SUPPLIED ENTRIES>
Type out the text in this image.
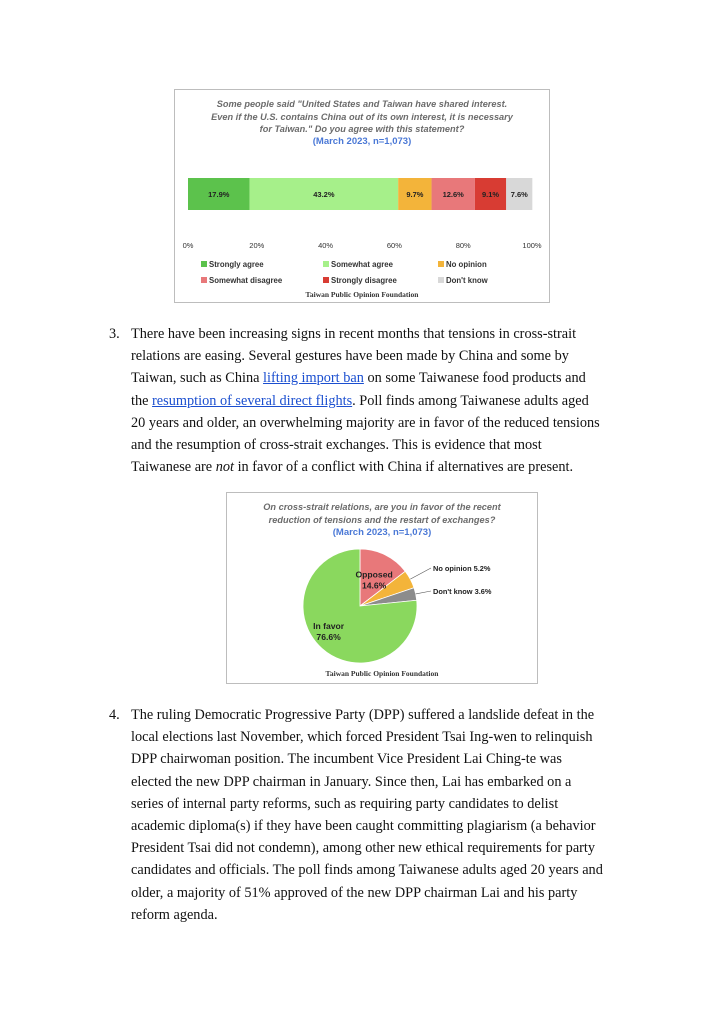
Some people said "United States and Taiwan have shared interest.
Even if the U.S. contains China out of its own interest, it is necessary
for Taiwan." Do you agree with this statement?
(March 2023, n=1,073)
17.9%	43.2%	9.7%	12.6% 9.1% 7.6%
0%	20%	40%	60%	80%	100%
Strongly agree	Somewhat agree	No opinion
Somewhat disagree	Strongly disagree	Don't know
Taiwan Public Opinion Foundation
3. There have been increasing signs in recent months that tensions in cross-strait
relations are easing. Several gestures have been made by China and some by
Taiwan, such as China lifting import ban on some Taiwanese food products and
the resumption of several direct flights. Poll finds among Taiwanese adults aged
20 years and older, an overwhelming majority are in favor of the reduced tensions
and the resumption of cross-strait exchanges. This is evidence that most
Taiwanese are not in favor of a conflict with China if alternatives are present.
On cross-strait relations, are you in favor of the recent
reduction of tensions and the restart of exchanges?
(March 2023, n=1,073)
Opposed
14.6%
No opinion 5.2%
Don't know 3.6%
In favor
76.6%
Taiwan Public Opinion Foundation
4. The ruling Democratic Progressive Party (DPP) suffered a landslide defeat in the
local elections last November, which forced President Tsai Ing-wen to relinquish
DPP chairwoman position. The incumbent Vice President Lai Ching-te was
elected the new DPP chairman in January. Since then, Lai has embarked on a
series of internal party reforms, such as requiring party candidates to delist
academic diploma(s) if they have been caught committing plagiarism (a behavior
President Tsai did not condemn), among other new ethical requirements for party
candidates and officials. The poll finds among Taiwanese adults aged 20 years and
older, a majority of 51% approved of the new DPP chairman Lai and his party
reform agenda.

--

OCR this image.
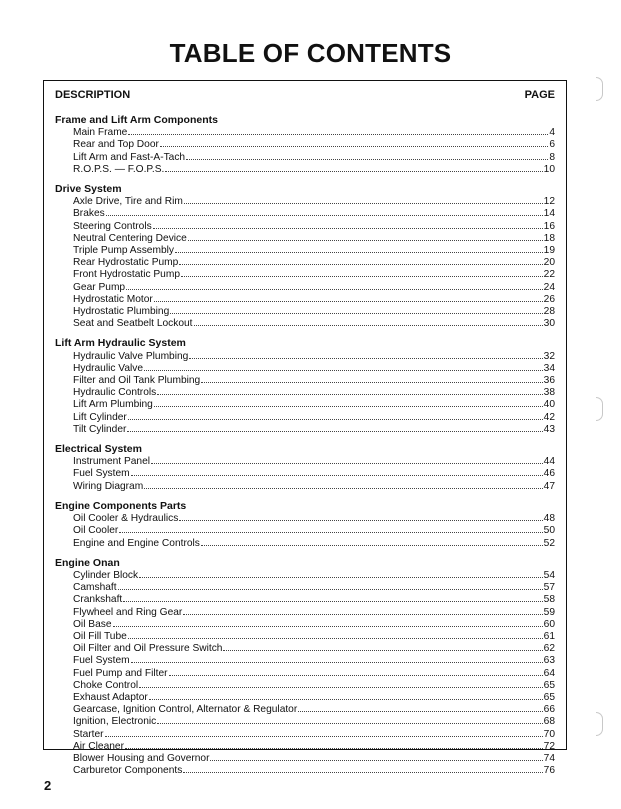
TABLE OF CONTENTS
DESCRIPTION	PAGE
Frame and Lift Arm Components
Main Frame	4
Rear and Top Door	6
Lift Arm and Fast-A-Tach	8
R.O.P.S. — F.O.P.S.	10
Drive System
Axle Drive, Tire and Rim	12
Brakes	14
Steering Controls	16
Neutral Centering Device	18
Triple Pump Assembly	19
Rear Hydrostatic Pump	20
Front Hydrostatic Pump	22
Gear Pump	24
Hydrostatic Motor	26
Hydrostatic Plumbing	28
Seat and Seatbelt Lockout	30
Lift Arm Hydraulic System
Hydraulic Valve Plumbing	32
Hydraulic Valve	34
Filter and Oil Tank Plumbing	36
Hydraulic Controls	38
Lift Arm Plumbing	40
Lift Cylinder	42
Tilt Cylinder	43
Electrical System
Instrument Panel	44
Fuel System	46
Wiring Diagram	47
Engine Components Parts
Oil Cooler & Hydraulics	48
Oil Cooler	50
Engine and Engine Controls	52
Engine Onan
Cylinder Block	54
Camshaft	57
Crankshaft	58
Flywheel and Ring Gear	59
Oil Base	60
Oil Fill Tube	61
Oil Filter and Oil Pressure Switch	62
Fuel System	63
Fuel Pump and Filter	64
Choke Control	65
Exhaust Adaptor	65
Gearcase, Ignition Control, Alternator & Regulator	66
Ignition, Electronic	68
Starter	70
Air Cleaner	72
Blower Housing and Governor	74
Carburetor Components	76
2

WHAT YOU WILL DO> Pick out every line with the string "China" and copy it.

REPLY>
Even if the U.S. contains China out of its own interest, it is necessary
relations are easing. Several gestures have been made by China and some by
Taiwan, such as China lifting import ban on some Taiwanese food products and
Taiwanese are not in favor of a conflict with China if alternatives are present.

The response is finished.